═══ Provided information ═══
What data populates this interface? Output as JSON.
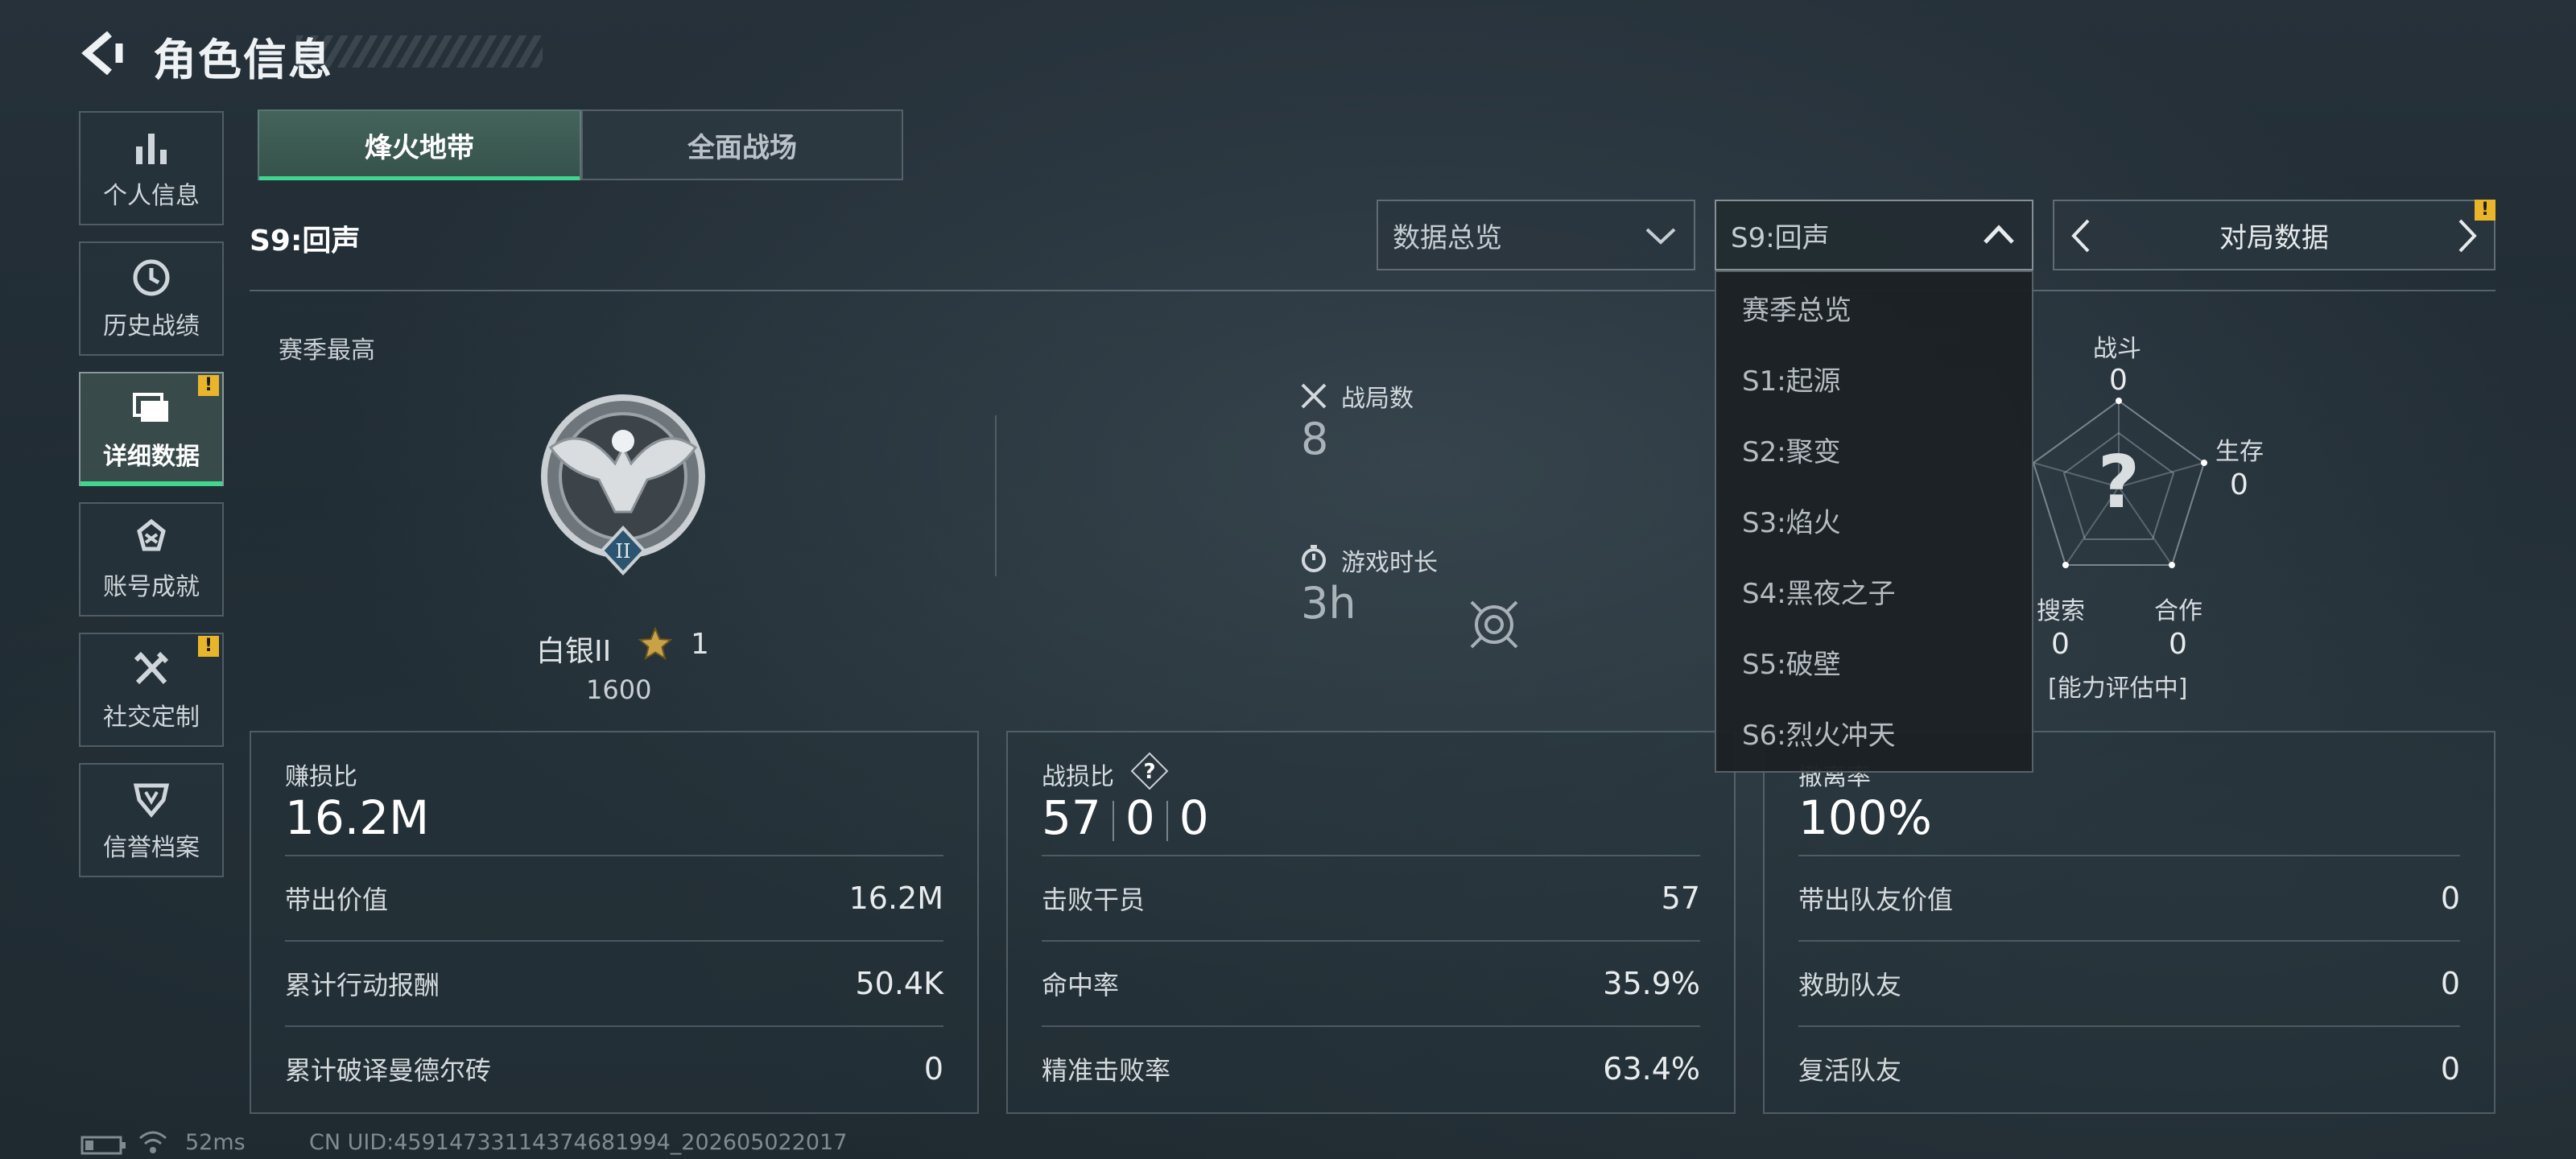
{
  "header": {
    "title": "角色信息"
  },
  "sidebar": {
    "items": [
      {
        "label": "个人信息",
        "icon": "bar-chart-icon",
        "active": false,
        "badge": ""
      },
      {
        "label": "历史战绩",
        "icon": "history-clock-icon",
        "active": false,
        "badge": ""
      },
      {
        "label": "详细数据",
        "icon": "folders-icon",
        "active": true,
        "badge": "!"
      },
      {
        "label": "账号成就",
        "icon": "achievement-icon",
        "active": false,
        "badge": ""
      },
      {
        "label": "社交定制",
        "icon": "tools-icon",
        "active": false,
        "badge": "!"
      },
      {
        "label": "信誉档案",
        "icon": "reputation-icon",
        "active": false,
        "badge": ""
      }
    ]
  },
  "tabs": [
    {
      "label": "烽火地带",
      "active": true
    },
    {
      "label": "全面战场",
      "active": false
    }
  ],
  "season": {
    "title": "S9:回声"
  },
  "filters": {
    "type_select": "数据总览",
    "season_select": "S9:回声",
    "match_data": "对局数据",
    "match_data_badge": "!"
  },
  "season_menu": {
    "options": [
      "赛季总览",
      "S1:起源",
      "S2:聚变",
      "S3:焰火",
      "S4:黑夜之子",
      "S5:破壁",
      "S6:烈火冲天"
    ]
  },
  "season_best": {
    "label": "赛季最高",
    "rank": "白银II",
    "stars": "1",
    "score": "1600",
    "badge_numeral": "II"
  },
  "stats": {
    "matches_label": "战局数",
    "matches_value": "8",
    "playtime_label": "游戏时长",
    "playtime_value": "3h"
  },
  "radar": {
    "fight_label": "战斗",
    "fight_value": "0",
    "survive_label": "生存",
    "survive_value": "0",
    "search_label": "搜索",
    "search_value": "0",
    "coop_label": "合作",
    "coop_value": "0",
    "center": "?",
    "status": "[能力评估中]"
  },
  "cards": {
    "profit": {
      "title": "赚损比",
      "value": "16.2M",
      "rows": [
        {
          "label": "带出价值",
          "value": "16.2M"
        },
        {
          "label": "累计行动报酬",
          "value": "50.4K"
        },
        {
          "label": "累计破译曼德尔砖",
          "value": "0"
        }
      ]
    },
    "combat": {
      "title": "战损比",
      "help": "?",
      "kills": "57",
      "deaths": "0",
      "assists": "0",
      "rows": [
        {
          "label": "击败干员",
          "value": "57"
        },
        {
          "label": "命中率",
          "value": "35.9%"
        },
        {
          "label": "精准击败率",
          "value": "63.4%"
        }
      ]
    },
    "team": {
      "title": "撤离率",
      "value": "100%",
      "rows": [
        {
          "label": "带出队友价值",
          "value": "0"
        },
        {
          "label": "救助队友",
          "value": "0"
        },
        {
          "label": "复活队友",
          "value": "0"
        }
      ]
    }
  },
  "footer": {
    "ping": "52ms",
    "uid": "CN UID:4591473311437468199­4_202605022017"
  },
  "colors": {
    "accent": "#3fd68f",
    "warning": "#e8b52b"
  }
}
═══
Prompt ::
Give back every line exactly as it stands, pictures excluded.

Reply ::
What data populates this interface? Output as JSON.
{
  "header": {
    "title": "角色信息"
  },
  "sidebar": {
    "items": [
      {
        "label": "个人信息",
        "icon": "bar-chart-icon",
        "active": false,
        "badge": ""
      },
      {
        "label": "历史战绩",
        "icon": "history-clock-icon",
        "active": false,
        "badge": ""
      },
      {
        "label": "详细数据",
        "icon": "folders-icon",
        "active": true,
        "badge": "!"
      },
      {
        "label": "账号成就",
        "icon": "achievement-icon",
        "active": false,
        "badge": ""
      },
      {
        "label": "社交定制",
        "icon": "tools-icon",
        "active": false,
        "badge": "!"
      },
      {
        "label": "信誉档案",
        "icon": "reputation-icon",
        "active": false,
        "badge": ""
      }
    ]
  },
  "tabs": [
    {
      "label": "烽火地带",
      "active": true
    },
    {
      "label": "全面战场",
      "active": false
    }
  ],
  "season": {
    "title": "S9:回声"
  },
  "filters": {
    "type_select": "数据总览",
    "season_select": "S9:回声",
    "match_data": "对局数据",
    "match_data_badge": "!"
  },
  "season_menu": {
    "options": [
      "赛季总览",
      "S1:起源",
      "S2:聚变",
      "S3:焰火",
      "S4:黑夜之子",
      "S5:破壁",
      "S6:烈火冲天"
    ]
  },
  "season_best": {
    "label": "赛季最高",
    "rank": "白银II",
    "stars": "1",
    "score": "1600",
    "badge_numeral": "II"
  },
  "stats": {
    "matches_label": "战局数",
    "matches_value": "8",
    "playtime_label": "游戏时长",
    "playtime_value": "3h"
  },
  "radar": {
    "fight_label": "战斗",
    "fight_value": "0",
    "survive_label": "生存",
    "survive_value": "0",
    "search_label": "搜索",
    "search_value": "0",
    "coop_label": "合作",
    "coop_value": "0",
    "center": "?",
    "status": "[能力评估中]"
  },
  "cards": {
    "profit": {
      "title": "赚损比",
      "value": "16.2M",
      "rows": [
        {
          "label": "带出价值",
          "value": "16.2M"
        },
        {
          "label": "累计行动报酬",
          "value": "50.4K"
        },
        {
          "label": "累计破译曼德尔砖",
          "value": "0"
        }
      ]
    },
    "combat": {
      "title": "战损比",
      "help": "?",
      "kills": "57",
      "deaths": "0",
      "assists": "0",
      "rows": [
        {
          "label": "击败干员",
          "value": "57"
        },
        {
          "label": "命中率",
          "value": "35.9%"
        },
        {
          "label": "精准击败率",
          "value": "63.4%"
        }
      ]
    },
    "team": {
      "title": "撤离率",
      "value": "100%",
      "rows": [
        {
          "label": "带出队友价值",
          "value": "0"
        },
        {
          "label": "救助队友",
          "value": "0"
        },
        {
          "label": "复活队友",
          "value": "0"
        }
      ]
    }
  },
  "footer": {
    "ping": "52ms",
    "uid": "CN UID:4591473311437468199­4_202605022017"
  },
  "colors": {
    "accent": "#3fd68f",
    "warning": "#e8b52b"
  }
}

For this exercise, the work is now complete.